Data listing
###

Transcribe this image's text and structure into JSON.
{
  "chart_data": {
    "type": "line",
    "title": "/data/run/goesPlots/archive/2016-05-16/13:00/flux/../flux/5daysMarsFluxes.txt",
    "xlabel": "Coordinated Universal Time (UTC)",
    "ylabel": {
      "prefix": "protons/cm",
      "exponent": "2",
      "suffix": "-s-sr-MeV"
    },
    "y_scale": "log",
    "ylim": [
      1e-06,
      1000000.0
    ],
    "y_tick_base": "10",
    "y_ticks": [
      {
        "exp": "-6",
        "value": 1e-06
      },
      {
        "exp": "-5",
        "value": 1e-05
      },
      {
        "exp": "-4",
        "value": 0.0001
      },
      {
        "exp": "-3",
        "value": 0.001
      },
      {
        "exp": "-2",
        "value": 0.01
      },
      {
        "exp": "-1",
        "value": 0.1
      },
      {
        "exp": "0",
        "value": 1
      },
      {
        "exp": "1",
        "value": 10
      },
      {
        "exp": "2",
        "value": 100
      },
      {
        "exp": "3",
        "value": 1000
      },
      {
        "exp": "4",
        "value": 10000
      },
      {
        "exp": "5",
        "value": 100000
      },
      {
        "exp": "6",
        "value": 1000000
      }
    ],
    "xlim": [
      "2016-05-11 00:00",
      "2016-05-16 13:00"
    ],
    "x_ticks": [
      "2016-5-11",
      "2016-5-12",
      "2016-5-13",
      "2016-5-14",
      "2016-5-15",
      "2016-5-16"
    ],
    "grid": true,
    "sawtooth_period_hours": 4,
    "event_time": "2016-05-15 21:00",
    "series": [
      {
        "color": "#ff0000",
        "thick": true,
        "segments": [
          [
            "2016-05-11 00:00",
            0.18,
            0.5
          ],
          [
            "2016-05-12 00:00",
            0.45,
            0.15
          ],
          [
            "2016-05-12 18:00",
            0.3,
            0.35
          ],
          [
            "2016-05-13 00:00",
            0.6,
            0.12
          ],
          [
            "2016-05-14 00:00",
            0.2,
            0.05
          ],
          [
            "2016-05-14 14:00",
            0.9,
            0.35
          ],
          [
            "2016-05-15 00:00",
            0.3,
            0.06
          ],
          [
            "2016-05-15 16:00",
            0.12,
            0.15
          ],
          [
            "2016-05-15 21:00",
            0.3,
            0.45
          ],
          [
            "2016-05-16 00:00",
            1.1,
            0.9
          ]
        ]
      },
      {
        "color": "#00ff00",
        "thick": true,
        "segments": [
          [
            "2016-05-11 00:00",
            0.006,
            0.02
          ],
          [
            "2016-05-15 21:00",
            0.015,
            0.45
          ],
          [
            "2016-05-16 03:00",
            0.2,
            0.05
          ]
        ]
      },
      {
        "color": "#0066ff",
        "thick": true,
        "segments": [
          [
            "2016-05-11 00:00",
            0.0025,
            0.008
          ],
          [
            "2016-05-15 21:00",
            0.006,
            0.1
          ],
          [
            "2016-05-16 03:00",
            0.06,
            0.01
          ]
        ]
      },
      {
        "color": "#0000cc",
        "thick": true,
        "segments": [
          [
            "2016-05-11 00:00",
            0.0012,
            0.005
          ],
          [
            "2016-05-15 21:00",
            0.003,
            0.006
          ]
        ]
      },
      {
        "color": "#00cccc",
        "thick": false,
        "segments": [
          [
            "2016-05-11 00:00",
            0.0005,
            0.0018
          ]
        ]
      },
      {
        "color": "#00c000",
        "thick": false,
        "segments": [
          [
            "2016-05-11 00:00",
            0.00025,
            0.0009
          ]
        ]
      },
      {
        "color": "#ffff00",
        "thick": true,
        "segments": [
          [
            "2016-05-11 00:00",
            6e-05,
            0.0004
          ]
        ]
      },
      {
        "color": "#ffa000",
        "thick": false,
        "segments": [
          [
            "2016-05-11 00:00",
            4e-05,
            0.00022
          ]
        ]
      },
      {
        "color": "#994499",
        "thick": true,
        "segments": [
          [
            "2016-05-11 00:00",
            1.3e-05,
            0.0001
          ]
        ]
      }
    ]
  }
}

###

* What to do: Copy the data above in full, character for character.

* Output for this task:
Transcribe this image's text and structure into JSON.
{
  "chart_data": {
    "type": "line",
    "title": "/data/run/goesPlots/archive/2016-05-16/13:00/flux/../flux/5daysMarsFluxes.txt",
    "xlabel": "Coordinated Universal Time (UTC)",
    "ylabel": {
      "prefix": "protons/cm",
      "exponent": "2",
      "suffix": "-s-sr-MeV"
    },
    "y_scale": "log",
    "ylim": [
      1e-06,
      1000000.0
    ],
    "y_tick_base": "10",
    "y_ticks": [
      {
        "exp": "-6",
        "value": 1e-06
      },
      {
        "exp": "-5",
        "value": 1e-05
      },
      {
        "exp": "-4",
        "value": 0.0001
      },
      {
        "exp": "-3",
        "value": 0.001
      },
      {
        "exp": "-2",
        "value": 0.01
      },
      {
        "exp": "-1",
        "value": 0.1
      },
      {
        "exp": "0",
        "value": 1
      },
      {
        "exp": "1",
        "value": 10
      },
      {
        "exp": "2",
        "value": 100
      },
      {
        "exp": "3",
        "value": 1000
      },
      {
        "exp": "4",
        "value": 10000
      },
      {
        "exp": "5",
        "value": 100000
      },
      {
        "exp": "6",
        "value": 1000000
      }
    ],
    "xlim": [
      "2016-05-11 00:00",
      "2016-05-16 13:00"
    ],
    "x_ticks": [
      "2016-5-11",
      "2016-5-12",
      "2016-5-13",
      "2016-5-14",
      "2016-5-15",
      "2016-5-16"
    ],
    "grid": true,
    "sawtooth_period_hours": 4,
    "event_time": "2016-05-15 21:00",
    "series": [
      {
        "color": "#ff0000",
        "thick": true,
        "segments": [
          [
            "2016-05-11 00:00",
            0.18,
            0.5
          ],
          [
            "2016-05-12 00:00",
            0.45,
            0.15
          ],
          [
            "2016-05-12 18:00",
            0.3,
            0.35
          ],
          [
            "2016-05-13 00:00",
            0.6,
            0.12
          ],
          [
            "2016-05-14 00:00",
            0.2,
            0.05
          ],
          [
            "2016-05-14 14:00",
            0.9,
            0.35
          ],
          [
            "2016-05-15 00:00",
            0.3,
            0.06
          ],
          [
            "2016-05-15 16:00",
            0.12,
            0.15
          ],
          [
            "2016-05-15 21:00",
            0.3,
            0.45
          ],
          [
            "2016-05-16 00:00",
            1.1,
            0.9
          ]
        ]
      },
      {
        "color": "#00ff00",
        "thick": true,
        "segments": [
          [
            "2016-05-11 00:00",
            0.006,
            0.02
          ],
          [
            "2016-05-15 21:00",
            0.015,
            0.45
          ],
          [
            "2016-05-16 03:00",
            0.2,
            0.05
          ]
        ]
      },
      {
        "color": "#0066ff",
        "thick": true,
        "segments": [
          [
            "2016-05-11 00:00",
            0.0025,
            0.008
          ],
          [
            "2016-05-15 21:00",
            0.006,
            0.1
          ],
          [
            "2016-05-16 03:00",
            0.06,
            0.01
          ]
        ]
      },
      {
        "color": "#0000cc",
        "thick": true,
        "segments": [
          [
            "2016-05-11 00:00",
            0.0012,
            0.005
          ],
          [
            "2016-05-15 21:00",
            0.003,
            0.006
          ]
        ]
      },
      {
        "color": "#00cccc",
        "thick": false,
        "segments": [
          [
            "2016-05-11 00:00",
            0.0005,
            0.0018
          ]
        ]
      },
      {
        "color": "#00c000",
        "thick": false,
        "segments": [
          [
            "2016-05-11 00:00",
            0.00025,
            0.0009
          ]
        ]
      },
      {
        "color": "#ffff00",
        "thick": true,
        "segments": [
          [
            "2016-05-11 00:00",
            6e-05,
            0.0004
          ]
        ]
      },
      {
        "color": "#ffa000",
        "thick": false,
        "segments": [
          [
            "2016-05-11 00:00",
            4e-05,
            0.00022
          ]
        ]
      },
      {
        "color": "#994499",
        "thick": true,
        "segments": [
          [
            "2016-05-11 00:00",
            1.3e-05,
            0.0001
          ]
        ]
      }
    ]
  }
}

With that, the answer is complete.